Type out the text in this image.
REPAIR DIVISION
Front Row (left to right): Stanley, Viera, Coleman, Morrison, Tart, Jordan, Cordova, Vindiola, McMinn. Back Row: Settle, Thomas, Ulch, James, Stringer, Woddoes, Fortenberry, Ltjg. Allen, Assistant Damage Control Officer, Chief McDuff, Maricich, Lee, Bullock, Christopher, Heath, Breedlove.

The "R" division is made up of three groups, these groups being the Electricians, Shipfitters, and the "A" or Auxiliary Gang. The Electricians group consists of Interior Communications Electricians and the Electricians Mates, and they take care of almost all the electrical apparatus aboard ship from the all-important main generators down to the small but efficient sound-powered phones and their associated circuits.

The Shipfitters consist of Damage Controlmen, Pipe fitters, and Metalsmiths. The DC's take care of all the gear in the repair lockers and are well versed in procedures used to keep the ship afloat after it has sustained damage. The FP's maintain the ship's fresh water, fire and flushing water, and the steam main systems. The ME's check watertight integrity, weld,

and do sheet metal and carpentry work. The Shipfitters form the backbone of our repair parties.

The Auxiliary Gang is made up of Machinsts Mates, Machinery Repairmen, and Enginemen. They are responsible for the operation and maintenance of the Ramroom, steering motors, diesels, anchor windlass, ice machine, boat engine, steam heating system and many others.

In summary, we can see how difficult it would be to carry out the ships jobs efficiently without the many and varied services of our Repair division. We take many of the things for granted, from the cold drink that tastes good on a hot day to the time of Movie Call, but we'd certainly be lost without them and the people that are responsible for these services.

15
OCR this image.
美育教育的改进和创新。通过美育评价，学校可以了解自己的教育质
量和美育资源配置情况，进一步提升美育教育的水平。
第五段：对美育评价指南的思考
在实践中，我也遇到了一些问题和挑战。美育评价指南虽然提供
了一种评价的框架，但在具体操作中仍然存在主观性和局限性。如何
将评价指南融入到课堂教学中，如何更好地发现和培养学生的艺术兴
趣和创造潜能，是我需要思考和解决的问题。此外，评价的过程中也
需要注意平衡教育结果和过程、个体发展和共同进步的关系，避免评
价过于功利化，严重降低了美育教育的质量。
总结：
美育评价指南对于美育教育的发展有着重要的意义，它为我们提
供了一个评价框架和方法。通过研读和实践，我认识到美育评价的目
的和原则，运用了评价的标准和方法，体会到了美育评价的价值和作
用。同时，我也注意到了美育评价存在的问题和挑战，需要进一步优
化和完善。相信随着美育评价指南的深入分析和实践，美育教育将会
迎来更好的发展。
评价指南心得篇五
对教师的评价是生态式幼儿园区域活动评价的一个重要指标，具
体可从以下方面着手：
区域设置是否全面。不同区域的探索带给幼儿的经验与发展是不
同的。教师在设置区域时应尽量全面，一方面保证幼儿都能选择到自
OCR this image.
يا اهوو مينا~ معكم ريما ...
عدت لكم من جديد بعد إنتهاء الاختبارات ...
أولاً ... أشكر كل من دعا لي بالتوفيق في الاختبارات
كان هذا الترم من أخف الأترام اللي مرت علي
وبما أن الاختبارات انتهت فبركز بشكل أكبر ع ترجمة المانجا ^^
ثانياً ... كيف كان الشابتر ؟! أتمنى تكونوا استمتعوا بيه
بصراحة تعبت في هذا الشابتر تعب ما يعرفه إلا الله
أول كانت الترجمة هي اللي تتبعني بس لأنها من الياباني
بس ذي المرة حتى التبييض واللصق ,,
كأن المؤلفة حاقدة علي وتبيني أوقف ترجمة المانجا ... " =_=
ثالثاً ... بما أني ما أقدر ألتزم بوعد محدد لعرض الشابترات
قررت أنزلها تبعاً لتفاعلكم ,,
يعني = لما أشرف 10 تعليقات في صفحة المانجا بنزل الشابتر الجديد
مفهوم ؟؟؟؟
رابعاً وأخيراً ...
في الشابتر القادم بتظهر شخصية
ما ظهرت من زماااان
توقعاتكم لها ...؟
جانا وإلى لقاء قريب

---+---

Given problem: Locate the lines above that hold the word "اللي". Show every one of them.

Answer to the exercise:
كان هذا الترم من أخف الأترام اللي مرت علي
أول كانت الترجمة هي اللي تتبعني بس لأنها من الياباني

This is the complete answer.